• _TASK PROMPT_
Count every line where "Тогда" occurs. Give the total alone.

• _TASK INPUTS_
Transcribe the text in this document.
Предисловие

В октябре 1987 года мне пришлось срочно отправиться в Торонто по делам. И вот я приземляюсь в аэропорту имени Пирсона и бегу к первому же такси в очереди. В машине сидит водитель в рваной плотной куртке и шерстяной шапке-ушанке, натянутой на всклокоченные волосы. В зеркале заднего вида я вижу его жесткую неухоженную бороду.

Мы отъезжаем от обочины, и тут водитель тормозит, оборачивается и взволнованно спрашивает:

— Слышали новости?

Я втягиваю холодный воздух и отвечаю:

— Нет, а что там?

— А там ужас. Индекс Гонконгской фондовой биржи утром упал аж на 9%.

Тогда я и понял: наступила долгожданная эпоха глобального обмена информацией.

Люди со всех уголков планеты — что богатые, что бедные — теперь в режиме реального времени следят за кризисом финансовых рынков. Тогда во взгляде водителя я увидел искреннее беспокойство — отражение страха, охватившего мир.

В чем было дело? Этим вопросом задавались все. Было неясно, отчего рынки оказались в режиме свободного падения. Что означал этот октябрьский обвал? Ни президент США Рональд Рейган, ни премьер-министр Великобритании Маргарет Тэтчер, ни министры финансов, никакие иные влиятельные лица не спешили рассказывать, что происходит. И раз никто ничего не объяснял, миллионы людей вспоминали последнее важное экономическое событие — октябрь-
...
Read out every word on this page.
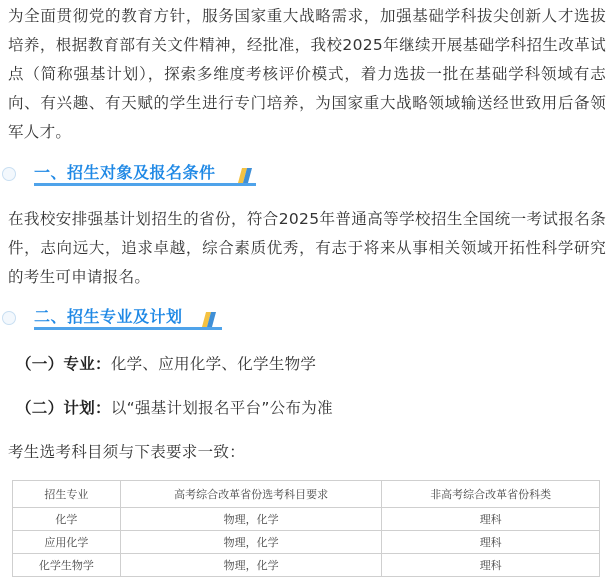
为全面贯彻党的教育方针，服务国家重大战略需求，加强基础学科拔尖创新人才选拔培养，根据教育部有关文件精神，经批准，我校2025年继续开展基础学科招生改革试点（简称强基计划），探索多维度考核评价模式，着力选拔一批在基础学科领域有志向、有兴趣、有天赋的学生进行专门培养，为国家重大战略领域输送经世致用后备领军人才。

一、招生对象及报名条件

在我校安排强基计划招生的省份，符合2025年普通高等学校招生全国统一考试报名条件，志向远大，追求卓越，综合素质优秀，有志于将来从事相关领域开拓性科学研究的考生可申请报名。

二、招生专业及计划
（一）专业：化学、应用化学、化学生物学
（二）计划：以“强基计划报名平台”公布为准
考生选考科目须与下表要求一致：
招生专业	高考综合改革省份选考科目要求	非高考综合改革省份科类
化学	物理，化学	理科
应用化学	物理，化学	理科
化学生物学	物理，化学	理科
* * *
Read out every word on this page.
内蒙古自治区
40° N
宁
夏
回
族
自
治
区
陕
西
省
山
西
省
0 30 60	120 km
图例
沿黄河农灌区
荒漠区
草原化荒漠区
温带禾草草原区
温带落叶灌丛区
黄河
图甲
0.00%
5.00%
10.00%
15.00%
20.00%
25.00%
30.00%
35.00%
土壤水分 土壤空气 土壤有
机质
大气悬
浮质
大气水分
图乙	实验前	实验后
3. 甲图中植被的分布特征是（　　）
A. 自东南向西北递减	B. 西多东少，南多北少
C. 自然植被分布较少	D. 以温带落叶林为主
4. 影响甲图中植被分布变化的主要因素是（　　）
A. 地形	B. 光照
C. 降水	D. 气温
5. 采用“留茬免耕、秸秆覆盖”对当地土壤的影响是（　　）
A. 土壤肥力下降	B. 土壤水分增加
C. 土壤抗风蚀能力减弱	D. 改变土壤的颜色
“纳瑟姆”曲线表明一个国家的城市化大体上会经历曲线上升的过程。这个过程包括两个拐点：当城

• _WRITTEN ANSWER_
2